### Material to process

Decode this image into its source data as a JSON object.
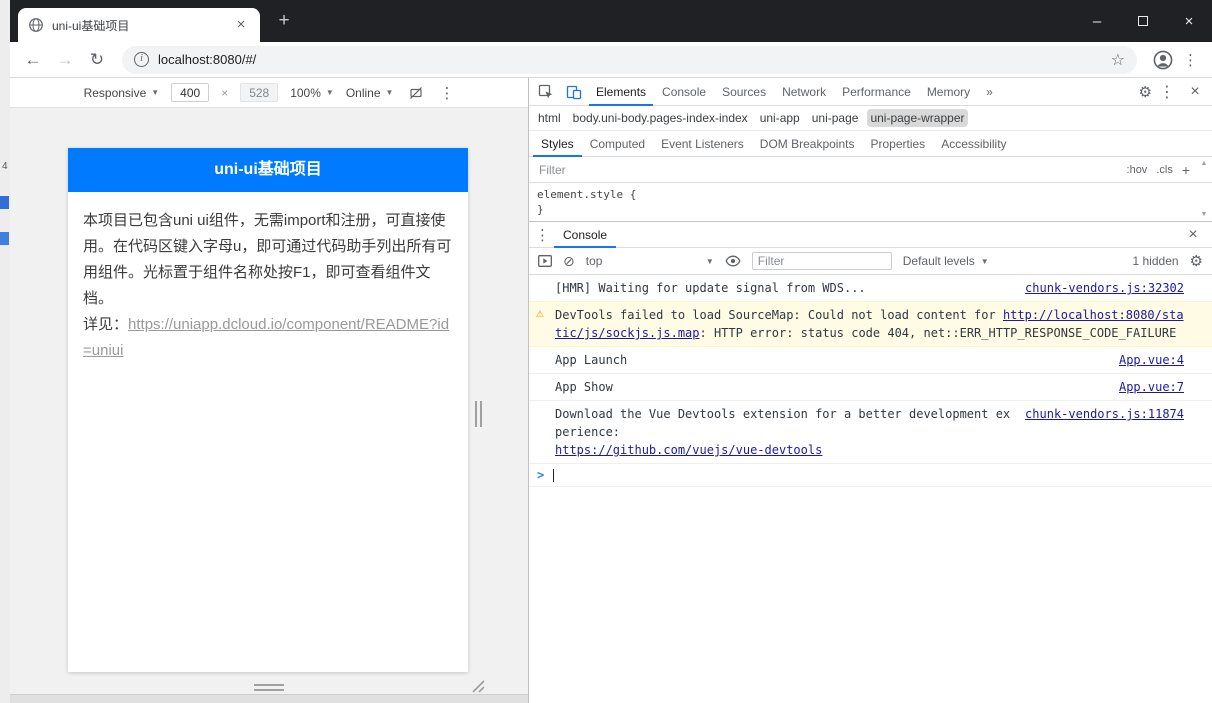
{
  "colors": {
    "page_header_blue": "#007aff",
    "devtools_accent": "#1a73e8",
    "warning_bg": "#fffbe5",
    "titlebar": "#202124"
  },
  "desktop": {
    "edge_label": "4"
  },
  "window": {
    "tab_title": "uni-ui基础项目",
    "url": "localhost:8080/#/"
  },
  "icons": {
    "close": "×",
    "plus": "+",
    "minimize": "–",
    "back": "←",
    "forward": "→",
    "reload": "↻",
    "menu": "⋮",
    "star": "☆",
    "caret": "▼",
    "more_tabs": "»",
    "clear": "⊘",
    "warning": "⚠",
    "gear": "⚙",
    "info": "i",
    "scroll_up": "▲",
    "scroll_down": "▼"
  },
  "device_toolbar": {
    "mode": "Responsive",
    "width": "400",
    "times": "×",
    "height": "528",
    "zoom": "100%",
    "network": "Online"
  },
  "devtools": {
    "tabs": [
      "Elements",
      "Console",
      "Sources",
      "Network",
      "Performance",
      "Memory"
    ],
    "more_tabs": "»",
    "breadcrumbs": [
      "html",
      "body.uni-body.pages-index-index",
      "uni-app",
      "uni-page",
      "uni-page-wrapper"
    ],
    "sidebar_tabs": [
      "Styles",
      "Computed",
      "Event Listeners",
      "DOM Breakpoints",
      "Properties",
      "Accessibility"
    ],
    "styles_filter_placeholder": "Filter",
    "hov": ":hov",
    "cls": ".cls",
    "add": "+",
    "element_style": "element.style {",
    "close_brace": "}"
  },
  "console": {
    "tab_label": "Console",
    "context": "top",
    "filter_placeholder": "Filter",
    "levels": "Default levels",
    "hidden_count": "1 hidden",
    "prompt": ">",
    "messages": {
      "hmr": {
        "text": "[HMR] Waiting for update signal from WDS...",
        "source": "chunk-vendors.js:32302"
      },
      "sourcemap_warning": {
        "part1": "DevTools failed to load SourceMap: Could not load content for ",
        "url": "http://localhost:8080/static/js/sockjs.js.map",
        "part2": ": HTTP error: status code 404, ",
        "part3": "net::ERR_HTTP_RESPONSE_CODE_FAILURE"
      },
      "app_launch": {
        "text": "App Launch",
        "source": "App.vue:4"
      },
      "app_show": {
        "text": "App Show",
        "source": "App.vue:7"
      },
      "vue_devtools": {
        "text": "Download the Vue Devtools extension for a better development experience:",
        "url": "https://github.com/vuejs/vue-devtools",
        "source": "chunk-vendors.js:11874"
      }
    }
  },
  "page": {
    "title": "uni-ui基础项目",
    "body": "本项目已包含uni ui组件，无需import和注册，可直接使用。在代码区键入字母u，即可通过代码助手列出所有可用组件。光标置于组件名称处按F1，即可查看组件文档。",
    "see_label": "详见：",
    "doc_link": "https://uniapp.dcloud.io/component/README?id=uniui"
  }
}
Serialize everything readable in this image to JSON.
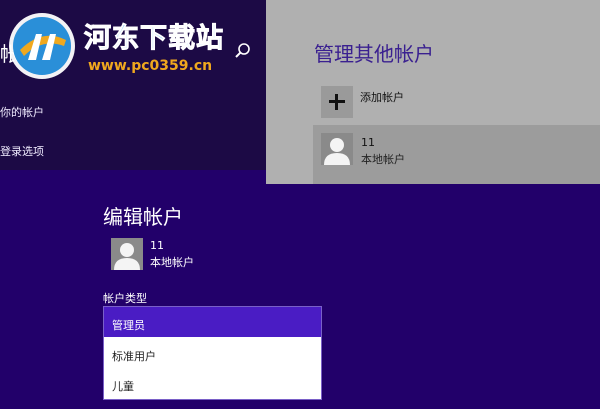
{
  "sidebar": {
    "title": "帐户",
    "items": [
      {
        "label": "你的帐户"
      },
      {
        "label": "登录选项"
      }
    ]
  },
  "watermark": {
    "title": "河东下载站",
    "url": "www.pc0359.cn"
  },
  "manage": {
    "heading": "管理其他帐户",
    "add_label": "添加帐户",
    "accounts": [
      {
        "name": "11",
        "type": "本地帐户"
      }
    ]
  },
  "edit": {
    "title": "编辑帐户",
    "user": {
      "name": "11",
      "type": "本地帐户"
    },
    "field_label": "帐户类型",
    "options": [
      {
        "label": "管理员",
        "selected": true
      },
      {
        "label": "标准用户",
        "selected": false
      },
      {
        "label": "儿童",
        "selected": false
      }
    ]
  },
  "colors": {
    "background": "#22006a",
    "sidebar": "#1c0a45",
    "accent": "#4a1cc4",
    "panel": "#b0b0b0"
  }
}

######

#### Exercise objective
Print all of the entries word for word. Skip any images they contain.

#### The reply
Decode this image into its source data as a JSON object.
{
  "colors": {
    "page_header_blue": "#007aff",
    "devtools_accent": "#1a73e8",
    "warning_bg": "#fffbe5",
    "titlebar": "#202124"
  },
  "desktop": {
    "edge_label": "4"
  },
  "window": {
    "tab_title": "uni-ui基础项目",
    "url": "localhost:8080/#/"
  },
  "icons": {
    "close": "×",
    "plus": "+",
    "minimize": "–",
    "back": "←",
    "forward": "→",
    "reload": "↻",
    "menu": "⋮",
    "star": "☆",
    "caret": "▼",
    "more_tabs": "»",
    "clear": "⊘",
    "warning": "⚠",
    "gear": "⚙",
    "info": "i",
    "scroll_up": "▲",
    "scroll_down": "▼"
  },
  "device_toolbar": {
    "mode": "Responsive",
    "width": "400",
    "times": "×",
    "height": "528",
    "zoom": "100%",
    "network": "Online"
  },
  "devtools": {
    "tabs": [
      "Elements",
      "Console",
      "Sources",
      "Network",
      "Performance",
      "Memory"
    ],
    "more_tabs": "»",
    "breadcrumbs": [
      "html",
      "body.uni-body.pages-index-index",
      "uni-app",
      "uni-page",
      "uni-page-wrapper"
    ],
    "sidebar_tabs": [
      "Styles",
      "Computed",
      "Event Listeners",
      "DOM Breakpoints",
      "Properties",
      "Accessibility"
    ],
    "styles_filter_placeholder": "Filter",
    "hov": ":hov",
    "cls": ".cls",
    "add": "+",
    "element_style": "element.style {",
    "close_brace": "}"
  },
  "console": {
    "tab_label": "Console",
    "context": "top",
    "filter_placeholder": "Filter",
    "levels": "Default levels",
    "hidden_count": "1 hidden",
    "prompt": ">",
    "messages": {
      "hmr": {
        "text": "[HMR] Waiting for update signal from WDS...",
        "source": "chunk-vendors.js:32302"
      },
      "sourcemap_warning": {
        "part1": "DevTools failed to load SourceMap: Could not load content for ",
        "url": "http://localhost:8080/static/js/sockjs.js.map",
        "part2": ": HTTP error: status code 404, ",
        "part3": "net::ERR_HTTP_RESPONSE_CODE_FAILURE"
      },
      "app_launch": {
        "text": "App Launch",
        "source": "App.vue:4"
      },
      "app_show": {
        "text": "App Show",
        "source": "App.vue:7"
      },
      "vue_devtools": {
        "text": "Download the Vue Devtools extension for a better development experience:",
        "url": "https://github.com/vuejs/vue-devtools",
        "source": "chunk-vendors.js:11874"
      }
    }
  },
  "page": {
    "title": "uni-ui基础项目",
    "body": "本项目已包含uni ui组件，无需import和注册，可直接使用。在代码区键入字母u，即可通过代码助手列出所有可用组件。光标置于组件名称处按F1，即可查看组件文档。",
    "see_label": "详见：",
    "doc_link": "https://uniapp.dcloud.io/component/README?id=uniui"
  }
}
Serialize everything readable in this image to JSON.
{
  "sidebar": {
    "title": "帐户",
    "items": [
      {
        "label": "你的帐户"
      },
      {
        "label": "登录选项"
      }
    ]
  },
  "watermark": {
    "title": "河东下载站",
    "url": "www.pc0359.cn"
  },
  "manage": {
    "heading": "管理其他帐户",
    "add_label": "添加帐户",
    "accounts": [
      {
        "name": "11",
        "type": "本地帐户"
      }
    ]
  },
  "edit": {
    "title": "编辑帐户",
    "user": {
      "name": "11",
      "type": "本地帐户"
    },
    "field_label": "帐户类型",
    "options": [
      {
        "label": "管理员",
        "selected": true
      },
      {
        "label": "标准用户",
        "selected": false
      },
      {
        "label": "儿童",
        "selected": false
      }
    ]
  },
  "colors": {
    "background": "#22006a",
    "sidebar": "#1c0a45",
    "accent": "#4a1cc4",
    "panel": "#b0b0b0"
  }
}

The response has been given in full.